> Data to use

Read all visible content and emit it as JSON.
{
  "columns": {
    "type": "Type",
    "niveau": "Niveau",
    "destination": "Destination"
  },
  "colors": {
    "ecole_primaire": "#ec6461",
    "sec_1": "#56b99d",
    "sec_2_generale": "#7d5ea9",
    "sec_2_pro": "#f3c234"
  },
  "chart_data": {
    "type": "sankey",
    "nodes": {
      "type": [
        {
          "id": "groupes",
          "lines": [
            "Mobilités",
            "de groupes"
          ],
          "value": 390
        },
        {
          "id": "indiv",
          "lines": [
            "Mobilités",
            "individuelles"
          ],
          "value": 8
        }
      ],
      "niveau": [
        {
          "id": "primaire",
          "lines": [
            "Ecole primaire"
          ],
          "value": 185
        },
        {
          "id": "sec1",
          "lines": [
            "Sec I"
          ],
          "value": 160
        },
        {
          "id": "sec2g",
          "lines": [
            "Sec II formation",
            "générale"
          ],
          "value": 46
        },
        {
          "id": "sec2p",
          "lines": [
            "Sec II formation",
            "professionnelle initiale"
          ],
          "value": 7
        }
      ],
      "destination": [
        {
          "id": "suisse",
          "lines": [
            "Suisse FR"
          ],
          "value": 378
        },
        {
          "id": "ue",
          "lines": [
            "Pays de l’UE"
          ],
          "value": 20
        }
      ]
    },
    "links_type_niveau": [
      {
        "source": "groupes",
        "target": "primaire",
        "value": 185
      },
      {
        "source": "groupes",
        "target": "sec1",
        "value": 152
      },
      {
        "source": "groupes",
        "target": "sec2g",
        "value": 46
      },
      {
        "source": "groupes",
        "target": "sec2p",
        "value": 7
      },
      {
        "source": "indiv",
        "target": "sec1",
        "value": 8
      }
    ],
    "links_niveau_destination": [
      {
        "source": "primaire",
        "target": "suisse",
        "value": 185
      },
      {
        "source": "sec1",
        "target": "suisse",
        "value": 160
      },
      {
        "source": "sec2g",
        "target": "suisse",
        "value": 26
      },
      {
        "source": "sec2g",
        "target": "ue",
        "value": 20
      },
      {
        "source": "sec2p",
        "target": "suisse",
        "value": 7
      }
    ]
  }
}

> Short task
Write the material out exactly, with nothing left out.

> Answer for the task
Read all visible content and emit it as JSON.
{
  "columns": {
    "type": "Type",
    "niveau": "Niveau",
    "destination": "Destination"
  },
  "colors": {
    "ecole_primaire": "#ec6461",
    "sec_1": "#56b99d",
    "sec_2_generale": "#7d5ea9",
    "sec_2_pro": "#f3c234"
  },
  "chart_data": {
    "type": "sankey",
    "nodes": {
      "type": [
        {
          "id": "groupes",
          "lines": [
            "Mobilités",
            "de groupes"
          ],
          "value": 390
        },
        {
          "id": "indiv",
          "lines": [
            "Mobilités",
            "individuelles"
          ],
          "value": 8
        }
      ],
      "niveau": [
        {
          "id": "primaire",
          "lines": [
            "Ecole primaire"
          ],
          "value": 185
        },
        {
          "id": "sec1",
          "lines": [
            "Sec I"
          ],
          "value": 160
        },
        {
          "id": "sec2g",
          "lines": [
            "Sec II formation",
            "générale"
          ],
          "value": 46
        },
        {
          "id": "sec2p",
          "lines": [
            "Sec II formation",
            "professionnelle initiale"
          ],
          "value": 7
        }
      ],
      "destination": [
        {
          "id": "suisse",
          "lines": [
            "Suisse FR"
          ],
          "value": 378
        },
        {
          "id": "ue",
          "lines": [
            "Pays de l’UE"
          ],
          "value": 20
        }
      ]
    },
    "links_type_niveau": [
      {
        "source": "groupes",
        "target": "primaire",
        "value": 185
      },
      {
        "source": "groupes",
        "target": "sec1",
        "value": 152
      },
      {
        "source": "groupes",
        "target": "sec2g",
        "value": 46
      },
      {
        "source": "groupes",
        "target": "sec2p",
        "value": 7
      },
      {
        "source": "indiv",
        "target": "sec1",
        "value": 8
      }
    ],
    "links_niveau_destination": [
      {
        "source": "primaire",
        "target": "suisse",
        "value": 185
      },
      {
        "source": "sec1",
        "target": "suisse",
        "value": 160
      },
      {
        "source": "sec2g",
        "target": "suisse",
        "value": 26
      },
      {
        "source": "sec2g",
        "target": "ue",
        "value": 20
      },
      {
        "source": "sec2p",
        "target": "suisse",
        "value": 7
      }
    ]
  }
}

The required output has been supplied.